### Problem requirements
Search the material below for the word "Overvalued" and copy every line in which it occurs.

### Data supplied
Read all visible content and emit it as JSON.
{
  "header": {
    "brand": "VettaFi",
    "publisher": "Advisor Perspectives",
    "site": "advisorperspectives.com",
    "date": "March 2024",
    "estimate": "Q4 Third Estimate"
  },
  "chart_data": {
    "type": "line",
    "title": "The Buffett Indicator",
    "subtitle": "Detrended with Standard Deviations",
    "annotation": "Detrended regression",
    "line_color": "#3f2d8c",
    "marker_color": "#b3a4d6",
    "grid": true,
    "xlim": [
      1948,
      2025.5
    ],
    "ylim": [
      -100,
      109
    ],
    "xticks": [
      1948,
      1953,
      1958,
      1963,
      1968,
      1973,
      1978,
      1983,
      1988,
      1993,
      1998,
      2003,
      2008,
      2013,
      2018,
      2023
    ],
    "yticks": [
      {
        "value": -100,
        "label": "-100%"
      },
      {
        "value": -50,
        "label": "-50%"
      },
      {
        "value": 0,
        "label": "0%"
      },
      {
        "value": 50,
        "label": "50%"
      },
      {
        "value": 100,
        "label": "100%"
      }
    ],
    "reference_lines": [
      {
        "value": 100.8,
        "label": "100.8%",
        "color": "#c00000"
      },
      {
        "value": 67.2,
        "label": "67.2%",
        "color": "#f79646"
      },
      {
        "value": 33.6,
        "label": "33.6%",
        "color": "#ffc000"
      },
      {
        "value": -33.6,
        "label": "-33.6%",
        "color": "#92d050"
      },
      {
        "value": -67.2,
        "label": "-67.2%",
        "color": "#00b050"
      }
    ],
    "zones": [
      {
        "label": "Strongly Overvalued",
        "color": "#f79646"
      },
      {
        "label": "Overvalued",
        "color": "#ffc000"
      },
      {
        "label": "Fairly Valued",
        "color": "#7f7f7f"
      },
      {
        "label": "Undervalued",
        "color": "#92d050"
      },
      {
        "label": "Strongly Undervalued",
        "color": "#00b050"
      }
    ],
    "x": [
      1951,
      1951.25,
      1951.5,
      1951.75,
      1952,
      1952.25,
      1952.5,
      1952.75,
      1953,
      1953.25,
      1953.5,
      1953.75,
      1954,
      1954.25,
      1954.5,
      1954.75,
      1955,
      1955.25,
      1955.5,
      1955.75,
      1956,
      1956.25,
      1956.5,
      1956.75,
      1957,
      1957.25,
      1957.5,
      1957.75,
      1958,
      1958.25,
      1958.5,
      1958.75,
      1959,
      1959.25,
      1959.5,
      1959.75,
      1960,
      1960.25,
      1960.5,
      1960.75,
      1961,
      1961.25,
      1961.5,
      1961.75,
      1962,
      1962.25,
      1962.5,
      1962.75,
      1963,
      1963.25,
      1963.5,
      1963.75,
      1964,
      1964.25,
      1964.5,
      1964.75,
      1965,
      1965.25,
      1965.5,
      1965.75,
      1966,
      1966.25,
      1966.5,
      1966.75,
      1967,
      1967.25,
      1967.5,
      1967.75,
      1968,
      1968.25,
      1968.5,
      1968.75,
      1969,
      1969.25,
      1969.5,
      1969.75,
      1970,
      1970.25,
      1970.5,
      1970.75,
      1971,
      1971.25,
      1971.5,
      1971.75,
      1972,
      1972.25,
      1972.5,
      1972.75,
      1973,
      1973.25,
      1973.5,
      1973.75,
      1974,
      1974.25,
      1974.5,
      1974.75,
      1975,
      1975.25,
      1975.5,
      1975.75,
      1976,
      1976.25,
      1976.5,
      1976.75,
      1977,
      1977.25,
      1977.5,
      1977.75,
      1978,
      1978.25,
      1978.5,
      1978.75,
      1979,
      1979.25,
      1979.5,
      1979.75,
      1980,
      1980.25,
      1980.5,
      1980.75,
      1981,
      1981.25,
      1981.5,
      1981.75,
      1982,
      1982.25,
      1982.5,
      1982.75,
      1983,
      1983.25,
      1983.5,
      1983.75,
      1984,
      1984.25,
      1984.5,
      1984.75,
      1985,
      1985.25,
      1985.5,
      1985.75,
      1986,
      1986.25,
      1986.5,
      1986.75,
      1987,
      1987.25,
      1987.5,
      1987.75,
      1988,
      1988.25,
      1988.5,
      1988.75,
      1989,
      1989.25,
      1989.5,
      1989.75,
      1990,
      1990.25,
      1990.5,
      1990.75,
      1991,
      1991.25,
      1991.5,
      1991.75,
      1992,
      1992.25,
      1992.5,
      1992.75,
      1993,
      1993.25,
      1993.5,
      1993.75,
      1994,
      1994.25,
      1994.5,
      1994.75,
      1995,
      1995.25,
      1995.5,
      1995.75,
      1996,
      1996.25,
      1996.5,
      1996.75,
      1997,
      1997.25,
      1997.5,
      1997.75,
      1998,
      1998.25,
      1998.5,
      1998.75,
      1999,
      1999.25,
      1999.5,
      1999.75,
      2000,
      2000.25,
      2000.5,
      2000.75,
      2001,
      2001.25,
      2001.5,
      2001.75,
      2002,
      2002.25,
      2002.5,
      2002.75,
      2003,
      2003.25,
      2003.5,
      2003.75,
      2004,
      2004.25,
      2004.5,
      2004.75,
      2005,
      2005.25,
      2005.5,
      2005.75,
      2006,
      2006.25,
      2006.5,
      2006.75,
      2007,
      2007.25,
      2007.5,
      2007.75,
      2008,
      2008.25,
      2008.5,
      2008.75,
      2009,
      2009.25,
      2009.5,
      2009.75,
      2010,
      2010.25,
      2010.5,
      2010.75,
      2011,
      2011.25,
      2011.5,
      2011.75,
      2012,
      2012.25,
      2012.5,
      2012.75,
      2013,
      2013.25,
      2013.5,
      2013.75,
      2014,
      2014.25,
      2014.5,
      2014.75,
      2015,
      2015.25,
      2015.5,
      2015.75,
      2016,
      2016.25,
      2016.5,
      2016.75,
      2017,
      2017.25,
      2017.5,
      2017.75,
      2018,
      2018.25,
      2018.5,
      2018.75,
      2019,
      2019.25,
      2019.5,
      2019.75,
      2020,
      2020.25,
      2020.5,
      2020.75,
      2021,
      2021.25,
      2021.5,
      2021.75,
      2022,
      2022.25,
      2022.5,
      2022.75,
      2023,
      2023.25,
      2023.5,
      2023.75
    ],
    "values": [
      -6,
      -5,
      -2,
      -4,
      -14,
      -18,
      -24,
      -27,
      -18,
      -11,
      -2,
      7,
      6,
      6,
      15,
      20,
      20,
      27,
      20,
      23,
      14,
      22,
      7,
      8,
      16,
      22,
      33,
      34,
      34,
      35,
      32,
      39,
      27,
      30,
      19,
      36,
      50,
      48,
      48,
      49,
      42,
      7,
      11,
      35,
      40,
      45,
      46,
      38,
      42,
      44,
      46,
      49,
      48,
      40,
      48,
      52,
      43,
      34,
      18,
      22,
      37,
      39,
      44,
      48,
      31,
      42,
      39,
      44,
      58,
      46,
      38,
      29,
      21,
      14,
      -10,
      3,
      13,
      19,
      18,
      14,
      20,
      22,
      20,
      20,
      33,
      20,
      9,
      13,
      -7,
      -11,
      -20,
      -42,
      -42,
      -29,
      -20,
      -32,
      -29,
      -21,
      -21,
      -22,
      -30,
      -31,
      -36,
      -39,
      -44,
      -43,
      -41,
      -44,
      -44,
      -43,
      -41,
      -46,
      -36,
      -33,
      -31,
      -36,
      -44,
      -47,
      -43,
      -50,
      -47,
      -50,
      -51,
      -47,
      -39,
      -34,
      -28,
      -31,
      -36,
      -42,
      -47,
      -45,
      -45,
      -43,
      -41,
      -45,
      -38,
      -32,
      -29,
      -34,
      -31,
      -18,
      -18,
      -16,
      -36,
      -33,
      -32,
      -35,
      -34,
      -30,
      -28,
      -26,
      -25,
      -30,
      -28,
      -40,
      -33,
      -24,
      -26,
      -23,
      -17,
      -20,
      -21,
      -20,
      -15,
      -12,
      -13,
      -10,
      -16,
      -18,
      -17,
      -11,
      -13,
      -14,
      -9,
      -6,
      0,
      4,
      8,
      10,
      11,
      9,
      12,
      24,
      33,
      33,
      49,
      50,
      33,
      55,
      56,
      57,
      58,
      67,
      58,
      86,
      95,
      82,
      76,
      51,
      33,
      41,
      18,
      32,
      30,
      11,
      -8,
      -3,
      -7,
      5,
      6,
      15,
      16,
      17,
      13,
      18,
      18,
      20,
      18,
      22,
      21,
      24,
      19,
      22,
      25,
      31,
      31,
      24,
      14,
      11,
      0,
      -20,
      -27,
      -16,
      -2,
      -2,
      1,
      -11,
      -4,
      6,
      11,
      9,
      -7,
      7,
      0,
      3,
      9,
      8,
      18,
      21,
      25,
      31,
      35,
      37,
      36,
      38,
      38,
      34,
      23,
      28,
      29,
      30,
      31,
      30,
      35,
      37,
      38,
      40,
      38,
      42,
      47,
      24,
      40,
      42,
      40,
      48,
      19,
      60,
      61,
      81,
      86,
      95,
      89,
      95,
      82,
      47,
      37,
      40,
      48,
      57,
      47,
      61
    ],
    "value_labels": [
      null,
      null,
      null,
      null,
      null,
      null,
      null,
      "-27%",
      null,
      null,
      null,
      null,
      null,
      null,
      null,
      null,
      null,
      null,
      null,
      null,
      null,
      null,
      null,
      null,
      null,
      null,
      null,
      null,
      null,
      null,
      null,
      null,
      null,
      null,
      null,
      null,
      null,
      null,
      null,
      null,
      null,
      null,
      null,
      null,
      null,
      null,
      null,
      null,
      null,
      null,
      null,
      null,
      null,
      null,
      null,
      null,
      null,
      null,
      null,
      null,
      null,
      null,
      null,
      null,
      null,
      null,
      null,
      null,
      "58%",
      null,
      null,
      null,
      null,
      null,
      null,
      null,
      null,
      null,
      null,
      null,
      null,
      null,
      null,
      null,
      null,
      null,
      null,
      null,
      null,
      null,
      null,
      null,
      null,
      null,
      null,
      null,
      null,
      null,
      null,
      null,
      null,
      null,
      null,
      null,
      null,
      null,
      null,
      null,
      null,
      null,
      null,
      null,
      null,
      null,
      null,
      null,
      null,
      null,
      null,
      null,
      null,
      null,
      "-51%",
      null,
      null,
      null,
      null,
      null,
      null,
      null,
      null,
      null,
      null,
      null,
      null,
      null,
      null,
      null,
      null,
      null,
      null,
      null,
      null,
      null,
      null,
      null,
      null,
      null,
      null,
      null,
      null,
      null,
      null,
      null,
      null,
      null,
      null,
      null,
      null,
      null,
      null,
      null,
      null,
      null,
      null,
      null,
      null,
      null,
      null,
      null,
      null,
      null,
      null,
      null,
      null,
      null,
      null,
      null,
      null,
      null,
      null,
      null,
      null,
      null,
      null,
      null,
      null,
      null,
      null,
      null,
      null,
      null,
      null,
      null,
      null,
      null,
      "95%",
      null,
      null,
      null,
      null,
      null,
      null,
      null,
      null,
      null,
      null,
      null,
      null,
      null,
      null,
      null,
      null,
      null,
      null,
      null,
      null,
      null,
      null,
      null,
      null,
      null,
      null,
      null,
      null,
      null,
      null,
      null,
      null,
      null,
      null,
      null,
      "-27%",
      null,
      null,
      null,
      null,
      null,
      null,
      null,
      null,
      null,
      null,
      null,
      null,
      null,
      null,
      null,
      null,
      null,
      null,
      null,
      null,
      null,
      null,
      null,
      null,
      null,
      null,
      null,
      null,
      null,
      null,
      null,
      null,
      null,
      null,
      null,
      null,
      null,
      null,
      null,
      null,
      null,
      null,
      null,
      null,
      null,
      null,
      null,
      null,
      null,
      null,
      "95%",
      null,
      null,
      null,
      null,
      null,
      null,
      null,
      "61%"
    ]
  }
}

### Answer below
        "label": "Strongly Overvalued",
        "label": "Overvalued",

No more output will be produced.